Your copy of the material must match it exactly, except that pictures are dropped.

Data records
↓↓↓

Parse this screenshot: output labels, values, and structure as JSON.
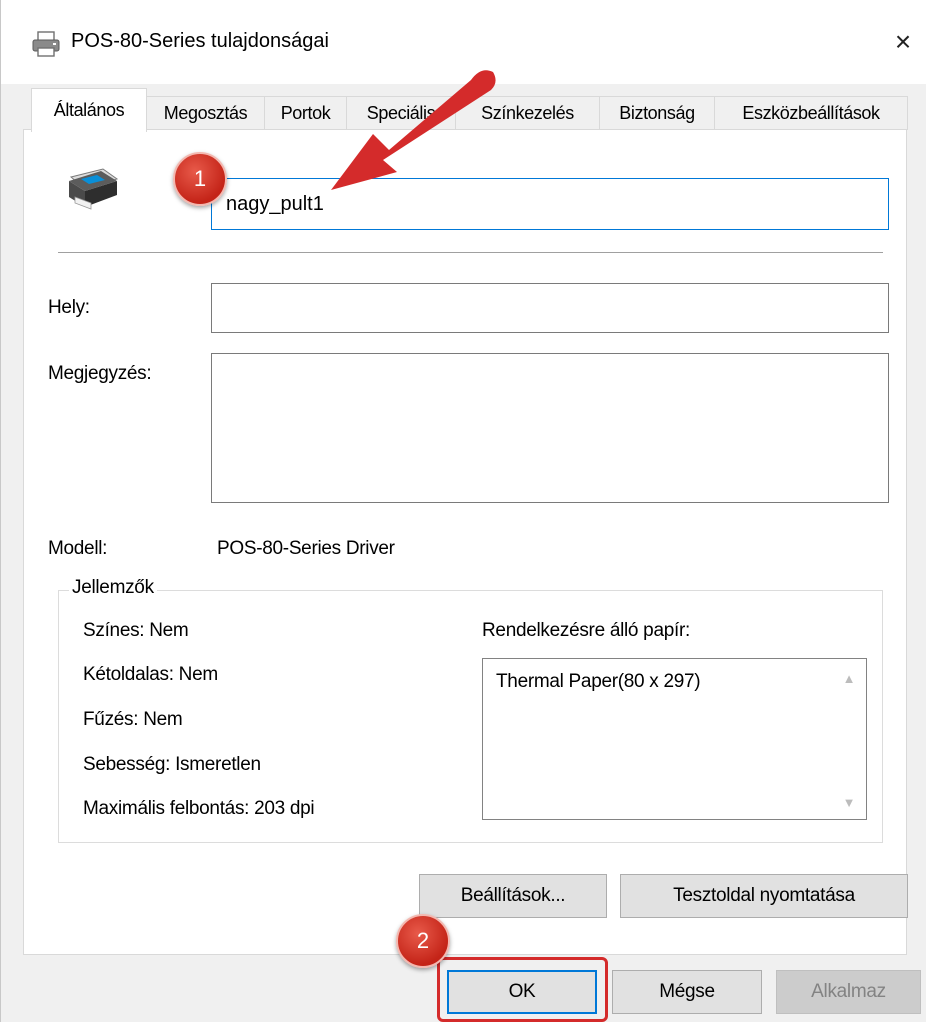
{
  "window": {
    "title": "POS-80-Series tulajdonságai",
    "close_label": "×"
  },
  "tabs": [
    {
      "label": "Általános",
      "active": true
    },
    {
      "label": "Megosztás",
      "active": false
    },
    {
      "label": "Portok",
      "active": false
    },
    {
      "label": "Speciális",
      "active": false
    },
    {
      "label": "Színkezelés",
      "active": false
    },
    {
      "label": "Biztonság",
      "active": false
    },
    {
      "label": "Eszközbeállítások",
      "active": false
    }
  ],
  "general": {
    "printer_name": "nagy_pult1",
    "location_label": "Hely:",
    "location_value": "",
    "comment_label": "Megjegyzés:",
    "comment_value": "",
    "model_label": "Modell:",
    "model_value": "POS-80-Series Driver"
  },
  "features": {
    "group_title": "Jellemzők",
    "color": "Színes: Nem",
    "duplex": "Kétoldalas: Nem",
    "staple": "Fűzés: Nem",
    "speed": "Sebesség: Ismeretlen",
    "max_resolution": "Maximális felbontás: 203 dpi",
    "paper_label": "Rendelkezésre álló papír:",
    "paper_items": [
      "Thermal Paper(80 x 297)"
    ]
  },
  "buttons": {
    "preferences": "Beállítások...",
    "print_test_page": "Tesztoldal nyomtatása",
    "ok": "OK",
    "cancel": "Mégse",
    "apply": "Alkalmaz"
  },
  "annotations": {
    "step1": "1",
    "step2": "2",
    "accent_color": "#d42b2b"
  }
}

↑↑↑

» RESULT FOR THIS EXERCISE
Parse this screenshot: output labels, values, and structure as JSON.
{
  "window": {
    "title": "POS-80-Series tulajdonságai",
    "close_label": "×"
  },
  "tabs": [
    {
      "label": "Általános",
      "active": true
    },
    {
      "label": "Megosztás",
      "active": false
    },
    {
      "label": "Portok",
      "active": false
    },
    {
      "label": "Speciális",
      "active": false
    },
    {
      "label": "Színkezelés",
      "active": false
    },
    {
      "label": "Biztonság",
      "active": false
    },
    {
      "label": "Eszközbeállítások",
      "active": false
    }
  ],
  "general": {
    "printer_name": "nagy_pult1",
    "location_label": "Hely:",
    "location_value": "",
    "comment_label": "Megjegyzés:",
    "comment_value": "",
    "model_label": "Modell:",
    "model_value": "POS-80-Series Driver"
  },
  "features": {
    "group_title": "Jellemzők",
    "color": "Színes: Nem",
    "duplex": "Kétoldalas: Nem",
    "staple": "Fűzés: Nem",
    "speed": "Sebesség: Ismeretlen",
    "max_resolution": "Maximális felbontás: 203 dpi",
    "paper_label": "Rendelkezésre álló papír:",
    "paper_items": [
      "Thermal Paper(80 x 297)"
    ]
  },
  "buttons": {
    "preferences": "Beállítások...",
    "print_test_page": "Tesztoldal nyomtatása",
    "ok": "OK",
    "cancel": "Mégse",
    "apply": "Alkalmaz"
  },
  "annotations": {
    "step1": "1",
    "step2": "2",
    "accent_color": "#d42b2b"
  }
}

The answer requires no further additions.